» **Direction**:
Give the data below again exactly as written, without its pictures.

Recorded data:
☆ ☆ ☆

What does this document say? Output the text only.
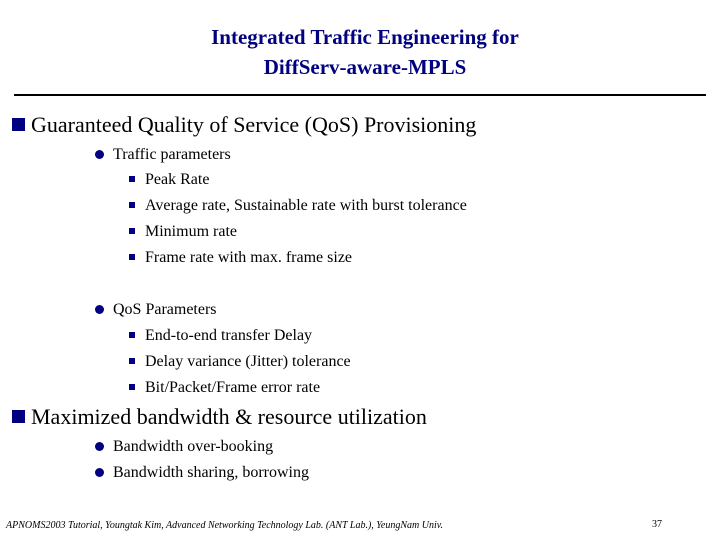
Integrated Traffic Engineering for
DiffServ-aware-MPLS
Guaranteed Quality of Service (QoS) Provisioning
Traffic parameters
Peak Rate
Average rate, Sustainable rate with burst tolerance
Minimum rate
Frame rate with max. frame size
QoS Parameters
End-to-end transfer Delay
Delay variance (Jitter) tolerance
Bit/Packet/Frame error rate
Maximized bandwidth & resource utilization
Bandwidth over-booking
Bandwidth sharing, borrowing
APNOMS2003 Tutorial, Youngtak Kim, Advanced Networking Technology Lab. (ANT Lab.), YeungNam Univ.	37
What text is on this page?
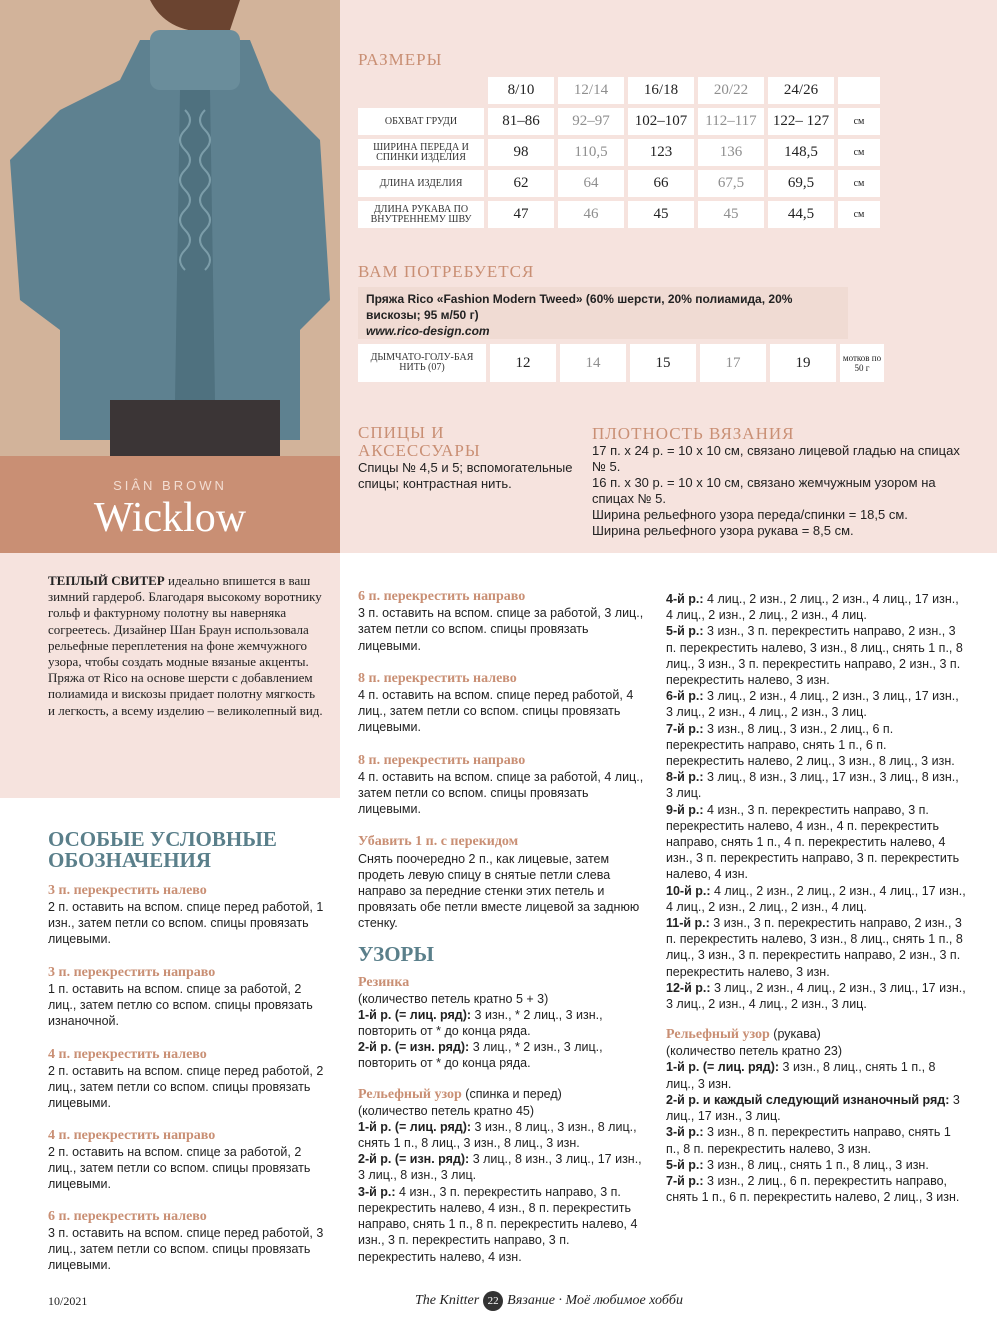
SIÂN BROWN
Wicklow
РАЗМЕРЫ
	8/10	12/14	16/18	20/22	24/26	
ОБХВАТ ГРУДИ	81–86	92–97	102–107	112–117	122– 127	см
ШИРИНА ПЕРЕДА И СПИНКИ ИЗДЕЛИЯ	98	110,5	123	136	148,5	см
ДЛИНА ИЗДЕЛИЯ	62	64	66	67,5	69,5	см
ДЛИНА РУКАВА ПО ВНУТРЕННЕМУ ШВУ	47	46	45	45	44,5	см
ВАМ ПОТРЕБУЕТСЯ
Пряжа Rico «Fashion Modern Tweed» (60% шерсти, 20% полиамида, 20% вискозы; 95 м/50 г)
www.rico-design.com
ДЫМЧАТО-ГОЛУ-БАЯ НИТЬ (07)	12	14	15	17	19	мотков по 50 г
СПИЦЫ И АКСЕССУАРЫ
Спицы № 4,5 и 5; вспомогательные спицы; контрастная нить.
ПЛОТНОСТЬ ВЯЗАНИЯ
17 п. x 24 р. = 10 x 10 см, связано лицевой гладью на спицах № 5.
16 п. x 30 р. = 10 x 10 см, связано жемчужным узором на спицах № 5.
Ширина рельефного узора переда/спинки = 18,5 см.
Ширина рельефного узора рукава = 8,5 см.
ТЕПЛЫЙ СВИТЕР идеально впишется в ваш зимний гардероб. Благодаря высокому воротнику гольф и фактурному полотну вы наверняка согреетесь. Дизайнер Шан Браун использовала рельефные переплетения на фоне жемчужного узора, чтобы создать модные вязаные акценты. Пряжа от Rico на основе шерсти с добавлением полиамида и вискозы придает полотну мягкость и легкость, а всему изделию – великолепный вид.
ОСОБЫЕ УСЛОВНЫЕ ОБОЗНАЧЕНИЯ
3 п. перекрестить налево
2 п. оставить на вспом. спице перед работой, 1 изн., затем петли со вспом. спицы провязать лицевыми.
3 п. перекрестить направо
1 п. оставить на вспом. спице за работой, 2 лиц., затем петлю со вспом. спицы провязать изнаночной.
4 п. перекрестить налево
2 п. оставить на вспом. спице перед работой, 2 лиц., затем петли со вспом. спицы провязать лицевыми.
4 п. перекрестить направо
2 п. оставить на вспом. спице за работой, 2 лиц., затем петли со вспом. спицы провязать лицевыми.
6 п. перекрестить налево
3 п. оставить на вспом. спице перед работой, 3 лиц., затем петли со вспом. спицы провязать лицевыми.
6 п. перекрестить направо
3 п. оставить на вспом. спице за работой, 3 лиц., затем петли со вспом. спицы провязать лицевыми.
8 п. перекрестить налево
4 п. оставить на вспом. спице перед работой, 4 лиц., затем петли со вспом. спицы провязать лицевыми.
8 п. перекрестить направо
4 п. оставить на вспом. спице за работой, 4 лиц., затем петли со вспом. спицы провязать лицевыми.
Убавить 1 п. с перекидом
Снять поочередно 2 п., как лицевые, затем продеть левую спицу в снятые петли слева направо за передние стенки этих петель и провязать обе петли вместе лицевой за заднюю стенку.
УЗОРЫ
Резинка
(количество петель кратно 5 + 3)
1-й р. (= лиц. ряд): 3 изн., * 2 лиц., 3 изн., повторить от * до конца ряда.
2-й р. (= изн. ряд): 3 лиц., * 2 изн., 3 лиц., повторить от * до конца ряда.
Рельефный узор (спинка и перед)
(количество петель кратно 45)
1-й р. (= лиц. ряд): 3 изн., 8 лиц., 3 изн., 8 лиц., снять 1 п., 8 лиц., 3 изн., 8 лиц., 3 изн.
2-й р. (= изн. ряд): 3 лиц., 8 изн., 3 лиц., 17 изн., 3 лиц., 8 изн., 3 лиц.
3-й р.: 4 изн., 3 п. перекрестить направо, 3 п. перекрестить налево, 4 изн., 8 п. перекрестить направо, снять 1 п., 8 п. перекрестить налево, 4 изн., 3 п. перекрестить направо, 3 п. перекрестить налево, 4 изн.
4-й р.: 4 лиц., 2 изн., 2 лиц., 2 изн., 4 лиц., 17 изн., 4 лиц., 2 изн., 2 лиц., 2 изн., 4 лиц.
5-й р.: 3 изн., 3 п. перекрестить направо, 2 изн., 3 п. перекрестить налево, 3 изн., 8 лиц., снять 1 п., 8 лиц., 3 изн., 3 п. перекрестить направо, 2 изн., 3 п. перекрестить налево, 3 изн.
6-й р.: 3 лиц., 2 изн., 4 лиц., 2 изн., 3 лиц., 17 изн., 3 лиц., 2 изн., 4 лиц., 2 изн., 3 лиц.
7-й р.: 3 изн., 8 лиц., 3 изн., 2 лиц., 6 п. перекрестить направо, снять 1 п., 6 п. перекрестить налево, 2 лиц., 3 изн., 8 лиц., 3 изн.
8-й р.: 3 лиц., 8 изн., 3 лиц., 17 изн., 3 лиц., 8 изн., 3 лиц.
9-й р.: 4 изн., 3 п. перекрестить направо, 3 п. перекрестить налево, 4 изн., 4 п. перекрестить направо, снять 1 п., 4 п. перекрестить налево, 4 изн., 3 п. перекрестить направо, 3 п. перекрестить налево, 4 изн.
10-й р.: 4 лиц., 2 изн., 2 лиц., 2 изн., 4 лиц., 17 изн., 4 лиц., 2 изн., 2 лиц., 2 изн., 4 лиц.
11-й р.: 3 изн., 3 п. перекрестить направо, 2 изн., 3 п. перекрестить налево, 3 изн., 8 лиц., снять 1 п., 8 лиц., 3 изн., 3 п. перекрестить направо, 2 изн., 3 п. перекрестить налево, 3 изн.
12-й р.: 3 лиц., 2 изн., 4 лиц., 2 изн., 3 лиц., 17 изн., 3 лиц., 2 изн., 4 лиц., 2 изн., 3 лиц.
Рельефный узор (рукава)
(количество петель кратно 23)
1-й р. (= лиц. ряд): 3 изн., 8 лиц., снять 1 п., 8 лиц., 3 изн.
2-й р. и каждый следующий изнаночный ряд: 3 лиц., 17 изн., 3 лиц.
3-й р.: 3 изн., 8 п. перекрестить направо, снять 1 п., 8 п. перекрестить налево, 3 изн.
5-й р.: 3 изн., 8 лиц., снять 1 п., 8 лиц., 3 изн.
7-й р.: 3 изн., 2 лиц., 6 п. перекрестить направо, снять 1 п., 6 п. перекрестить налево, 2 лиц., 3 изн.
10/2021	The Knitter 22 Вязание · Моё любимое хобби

☆ ☆ ☆

» **Full output**:
What does this document say? Output the text only.
Integrated Traffic Engineering for
DiffServ-aware-MPLS
Guaranteed Quality of Service (QoS) Provisioning
Traffic parameters
Peak Rate
Average rate, Sustainable rate with burst tolerance
Minimum rate
Frame rate with max. frame size
QoS Parameters
End-to-end transfer Delay
Delay variance (Jitter) tolerance
Bit/Packet/Frame error rate
Maximized bandwidth & resource utilization
Bandwidth over-booking
Bandwidth sharing, borrowing
APNOMS2003 Tutorial, Youngtak Kim, Advanced Networking Technology Lab. (ANT Lab.), YeungNam Univ.	37
What text is on this page?
SIÂN BROWN
Wicklow
РАЗМЕРЫ
	8/10	12/14	16/18	20/22	24/26	
ОБХВАТ ГРУДИ	81–86	92–97	102–107	112–117	122– 127	см
ШИРИНА ПЕРЕДА И СПИНКИ ИЗДЕЛИЯ	98	110,5	123	136	148,5	см
ДЛИНА ИЗДЕЛИЯ	62	64	66	67,5	69,5	см
ДЛИНА РУКАВА ПО ВНУТРЕННЕМУ ШВУ	47	46	45	45	44,5	см
ВАМ ПОТРЕБУЕТСЯ
Пряжа Rico «Fashion Modern Tweed» (60% шерсти, 20% полиамида, 20% вискозы; 95 м/50 г)
www.rico-design.com
ДЫМЧАТО-ГОЛУ-БАЯ НИТЬ (07)	12	14	15	17	19	мотков по 50 г
СПИЦЫ И АКСЕССУАРЫ
Спицы № 4,5 и 5; вспомогательные спицы; контрастная нить.
ПЛОТНОСТЬ ВЯЗАНИЯ
17 п. x 24 р. = 10 x 10 см, связано лицевой гладью на спицах № 5.
16 п. x 30 р. = 10 x 10 см, связано жемчужным узором на спицах № 5.
Ширина рельефного узора переда/спинки = 18,5 см.
Ширина рельефного узора рукава = 8,5 см.
ТЕПЛЫЙ СВИТЕР идеально впишется в ваш зимний гардероб. Благодаря высокому воротнику гольф и фактурному полотну вы наверняка согреетесь. Дизайнер Шан Браун использовала рельефные переплетения на фоне жемчужного узора, чтобы создать модные вязаные акценты. Пряжа от Rico на основе шерсти с добавлением полиамида и вискозы придает полотну мягкость и легкость, а всему изделию – великолепный вид.
ОСОБЫЕ УСЛОВНЫЕ ОБОЗНАЧЕНИЯ
3 п. перекрестить налево
2 п. оставить на вспом. спице перед работой, 1 изн., затем петли со вспом. спицы провязать лицевыми.
3 п. перекрестить направо
1 п. оставить на вспом. спице за работой, 2 лиц., затем петлю со вспом. спицы провязать изнаночной.
4 п. перекрестить налево
2 п. оставить на вспом. спице перед работой, 2 лиц., затем петли со вспом. спицы провязать лицевыми.
4 п. перекрестить направо
2 п. оставить на вспом. спице за работой, 2 лиц., затем петли со вспом. спицы провязать лицевыми.
6 п. перекрестить налево
3 п. оставить на вспом. спице перед работой, 3 лиц., затем петли со вспом. спицы провязать лицевыми.
6 п. перекрестить направо
3 п. оставить на вспом. спице за работой, 3 лиц., затем петли со вспом. спицы провязать лицевыми.
8 п. перекрестить налево
4 п. оставить на вспом. спице перед работой, 4 лиц., затем петли со вспом. спицы провязать лицевыми.
8 п. перекрестить направо
4 п. оставить на вспом. спице за работой, 4 лиц., затем петли со вспом. спицы провязать лицевыми.
Убавить 1 п. с перекидом
Снять поочередно 2 п., как лицевые, затем продеть левую спицу в снятые петли слева направо за передние стенки этих петель и провязать обе петли вместе лицевой за заднюю стенку.
УЗОРЫ
Резинка
(количество петель кратно 5 + 3)
1-й р. (= лиц. ряд): 3 изн., * 2 лиц., 3 изн., повторить от * до конца ряда.
2-й р. (= изн. ряд): 3 лиц., * 2 изн., 3 лиц., повторить от * до конца ряда.
Рельефный узор (спинка и перед)
(количество петель кратно 45)
1-й р. (= лиц. ряд): 3 изн., 8 лиц., 3 изн., 8 лиц., снять 1 п., 8 лиц., 3 изн., 8 лиц., 3 изн.
2-й р. (= изн. ряд): 3 лиц., 8 изн., 3 лиц., 17 изн., 3 лиц., 8 изн., 3 лиц.
3-й р.: 4 изн., 3 п. перекрестить направо, 3 п. перекрестить налево, 4 изн., 8 п. перекрестить направо, снять 1 п., 8 п. перекрестить налево, 4 изн., 3 п. перекрестить направо, 3 п. перекрестить налево, 4 изн.
4-й р.: 4 лиц., 2 изн., 2 лиц., 2 изн., 4 лиц., 17 изн., 4 лиц., 2 изн., 2 лиц., 2 изн., 4 лиц.
5-й р.: 3 изн., 3 п. перекрестить направо, 2 изн., 3 п. перекрестить налево, 3 изн., 8 лиц., снять 1 п., 8 лиц., 3 изн., 3 п. перекрестить направо, 2 изн., 3 п. перекрестить налево, 3 изн.
6-й р.: 3 лиц., 2 изн., 4 лиц., 2 изн., 3 лиц., 17 изн., 3 лиц., 2 изн., 4 лиц., 2 изн., 3 лиц.
7-й р.: 3 изн., 8 лиц., 3 изн., 2 лиц., 6 п. перекрестить направо, снять 1 п., 6 п. перекрестить налево, 2 лиц., 3 изн., 8 лиц., 3 изн.
8-й р.: 3 лиц., 8 изн., 3 лиц., 17 изн., 3 лиц., 8 изн., 3 лиц.
9-й р.: 4 изн., 3 п. перекрестить направо, 3 п. перекрестить налево, 4 изн., 4 п. перекрестить направо, снять 1 п., 4 п. перекрестить налево, 4 изн., 3 п. перекрестить направо, 3 п. перекрестить налево, 4 изн.
10-й р.: 4 лиц., 2 изн., 2 лиц., 2 изн., 4 лиц., 17 изн., 4 лиц., 2 изн., 2 лиц., 2 изн., 4 лиц.
11-й р.: 3 изн., 3 п. перекрестить направо, 2 изн., 3 п. перекрестить налево, 3 изн., 8 лиц., снять 1 п., 8 лиц., 3 изн., 3 п. перекрестить направо, 2 изн., 3 п. перекрестить налево, 3 изн.
12-й р.: 3 лиц., 2 изн., 4 лиц., 2 изн., 3 лиц., 17 изн., 3 лиц., 2 изн., 4 лиц., 2 изн., 3 лиц.
Рельефный узор (рукава)
(количество петель кратно 23)
1-й р. (= лиц. ряд): 3 изн., 8 лиц., снять 1 п., 8 лиц., 3 изн.
2-й р. и каждый следующий изнаночный ряд: 3 лиц., 17 изн., 3 лиц.
3-й р.: 3 изн., 8 п. перекрестить направо, снять 1 п., 8 п. перекрестить налево, 3 изн.
5-й р.: 3 изн., 8 лиц., снять 1 п., 8 лиц., 3 изн.
7-й р.: 3 изн., 2 лиц., 6 п. перекрестить направо, снять 1 п., 6 п. перекрестить налево, 2 лиц., 3 изн.
10/2021	The Knitter 22 Вязание · Моё любимое хобби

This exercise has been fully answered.